Work instructions:
Identify and pull out each line of the entries in which "into" occurs.

(Extracted data entries)
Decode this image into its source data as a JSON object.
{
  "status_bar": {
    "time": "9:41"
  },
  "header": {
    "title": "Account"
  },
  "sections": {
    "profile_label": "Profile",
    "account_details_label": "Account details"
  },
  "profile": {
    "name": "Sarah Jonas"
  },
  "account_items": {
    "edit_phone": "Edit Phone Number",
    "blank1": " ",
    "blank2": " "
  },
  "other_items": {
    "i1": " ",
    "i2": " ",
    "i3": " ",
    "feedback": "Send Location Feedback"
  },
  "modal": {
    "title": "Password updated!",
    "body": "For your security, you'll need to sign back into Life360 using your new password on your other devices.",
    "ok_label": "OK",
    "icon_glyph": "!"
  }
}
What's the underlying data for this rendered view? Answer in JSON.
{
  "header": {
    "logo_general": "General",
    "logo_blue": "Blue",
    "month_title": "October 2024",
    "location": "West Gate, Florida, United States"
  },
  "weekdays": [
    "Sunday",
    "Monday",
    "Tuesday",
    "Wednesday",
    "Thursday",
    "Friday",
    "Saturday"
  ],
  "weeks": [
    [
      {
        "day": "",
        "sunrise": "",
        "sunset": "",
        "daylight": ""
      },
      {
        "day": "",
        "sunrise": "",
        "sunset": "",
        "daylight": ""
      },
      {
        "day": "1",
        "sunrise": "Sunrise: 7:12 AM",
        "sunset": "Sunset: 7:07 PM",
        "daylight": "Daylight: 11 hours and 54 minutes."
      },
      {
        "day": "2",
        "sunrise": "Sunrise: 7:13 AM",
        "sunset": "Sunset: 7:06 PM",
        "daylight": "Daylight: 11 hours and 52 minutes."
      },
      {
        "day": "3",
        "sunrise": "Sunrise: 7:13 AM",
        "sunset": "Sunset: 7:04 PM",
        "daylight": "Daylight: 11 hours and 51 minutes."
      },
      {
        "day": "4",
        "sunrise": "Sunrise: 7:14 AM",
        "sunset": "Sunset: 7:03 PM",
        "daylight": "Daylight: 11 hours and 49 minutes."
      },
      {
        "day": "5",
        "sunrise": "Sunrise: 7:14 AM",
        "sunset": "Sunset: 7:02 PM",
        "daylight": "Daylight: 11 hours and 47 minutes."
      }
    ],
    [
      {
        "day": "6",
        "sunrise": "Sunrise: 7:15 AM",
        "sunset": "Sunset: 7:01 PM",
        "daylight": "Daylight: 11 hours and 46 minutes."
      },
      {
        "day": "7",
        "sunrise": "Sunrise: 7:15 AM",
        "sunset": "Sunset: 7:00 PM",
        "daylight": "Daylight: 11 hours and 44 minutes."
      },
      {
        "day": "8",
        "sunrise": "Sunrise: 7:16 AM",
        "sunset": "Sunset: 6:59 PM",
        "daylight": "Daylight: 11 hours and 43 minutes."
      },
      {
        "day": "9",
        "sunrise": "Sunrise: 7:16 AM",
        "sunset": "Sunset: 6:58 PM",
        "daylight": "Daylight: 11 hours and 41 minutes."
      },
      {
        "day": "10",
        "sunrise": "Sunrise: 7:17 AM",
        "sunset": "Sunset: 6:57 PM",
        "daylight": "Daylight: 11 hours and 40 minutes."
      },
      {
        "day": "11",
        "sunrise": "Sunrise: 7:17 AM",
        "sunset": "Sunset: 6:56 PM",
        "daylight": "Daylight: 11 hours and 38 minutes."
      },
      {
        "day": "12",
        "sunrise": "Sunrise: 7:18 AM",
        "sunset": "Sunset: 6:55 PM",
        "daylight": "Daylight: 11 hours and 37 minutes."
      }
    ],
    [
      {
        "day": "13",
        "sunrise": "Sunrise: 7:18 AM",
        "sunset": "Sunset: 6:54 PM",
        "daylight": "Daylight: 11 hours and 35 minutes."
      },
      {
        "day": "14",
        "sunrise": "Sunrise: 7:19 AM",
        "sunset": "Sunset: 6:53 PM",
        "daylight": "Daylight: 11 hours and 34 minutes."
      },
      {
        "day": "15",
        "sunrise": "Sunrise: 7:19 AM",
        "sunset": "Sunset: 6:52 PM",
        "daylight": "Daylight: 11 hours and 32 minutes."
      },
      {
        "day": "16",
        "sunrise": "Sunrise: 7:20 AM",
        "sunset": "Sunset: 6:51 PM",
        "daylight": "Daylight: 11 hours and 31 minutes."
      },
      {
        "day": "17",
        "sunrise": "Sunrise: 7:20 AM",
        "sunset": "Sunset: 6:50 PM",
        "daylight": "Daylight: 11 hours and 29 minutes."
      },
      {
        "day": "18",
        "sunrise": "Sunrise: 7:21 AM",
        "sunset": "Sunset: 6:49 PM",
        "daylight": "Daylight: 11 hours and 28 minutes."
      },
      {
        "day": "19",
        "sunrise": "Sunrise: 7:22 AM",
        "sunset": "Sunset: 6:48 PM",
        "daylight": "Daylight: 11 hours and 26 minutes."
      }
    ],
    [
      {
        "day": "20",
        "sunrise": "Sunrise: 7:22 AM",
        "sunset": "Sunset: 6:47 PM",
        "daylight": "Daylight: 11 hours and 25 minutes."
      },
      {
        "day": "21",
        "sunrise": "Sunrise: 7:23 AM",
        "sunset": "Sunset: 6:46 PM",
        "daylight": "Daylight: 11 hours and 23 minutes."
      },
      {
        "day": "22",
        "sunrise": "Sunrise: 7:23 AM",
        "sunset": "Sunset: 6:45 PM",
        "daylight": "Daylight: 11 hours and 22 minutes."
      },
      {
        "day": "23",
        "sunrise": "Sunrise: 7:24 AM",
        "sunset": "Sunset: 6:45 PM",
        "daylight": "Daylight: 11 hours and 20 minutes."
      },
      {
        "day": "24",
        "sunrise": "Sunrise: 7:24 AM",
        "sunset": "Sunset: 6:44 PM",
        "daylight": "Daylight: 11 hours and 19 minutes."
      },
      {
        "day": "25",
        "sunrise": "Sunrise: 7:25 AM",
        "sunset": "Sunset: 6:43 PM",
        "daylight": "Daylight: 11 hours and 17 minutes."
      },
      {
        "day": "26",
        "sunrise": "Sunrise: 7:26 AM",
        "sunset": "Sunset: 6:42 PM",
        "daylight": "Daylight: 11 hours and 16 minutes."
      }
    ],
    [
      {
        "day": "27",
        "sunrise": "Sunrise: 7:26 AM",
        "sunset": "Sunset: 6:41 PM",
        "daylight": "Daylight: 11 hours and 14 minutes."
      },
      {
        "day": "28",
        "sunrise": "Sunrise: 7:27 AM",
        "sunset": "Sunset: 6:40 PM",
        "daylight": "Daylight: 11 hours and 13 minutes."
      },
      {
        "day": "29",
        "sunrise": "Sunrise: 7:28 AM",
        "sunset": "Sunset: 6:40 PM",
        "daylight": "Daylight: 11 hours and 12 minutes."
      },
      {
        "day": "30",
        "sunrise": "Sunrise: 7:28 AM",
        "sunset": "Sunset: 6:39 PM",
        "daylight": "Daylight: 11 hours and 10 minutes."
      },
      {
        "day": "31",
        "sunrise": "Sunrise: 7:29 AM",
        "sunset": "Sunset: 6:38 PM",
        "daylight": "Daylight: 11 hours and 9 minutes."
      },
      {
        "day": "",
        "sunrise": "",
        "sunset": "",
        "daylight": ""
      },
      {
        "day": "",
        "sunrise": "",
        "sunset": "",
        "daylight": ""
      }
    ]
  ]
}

Result of this task:
Decode this image into its source data as a JSON object.
    "body": "For your security, you'll need to sign back into Life360 using your new password on your other devices.",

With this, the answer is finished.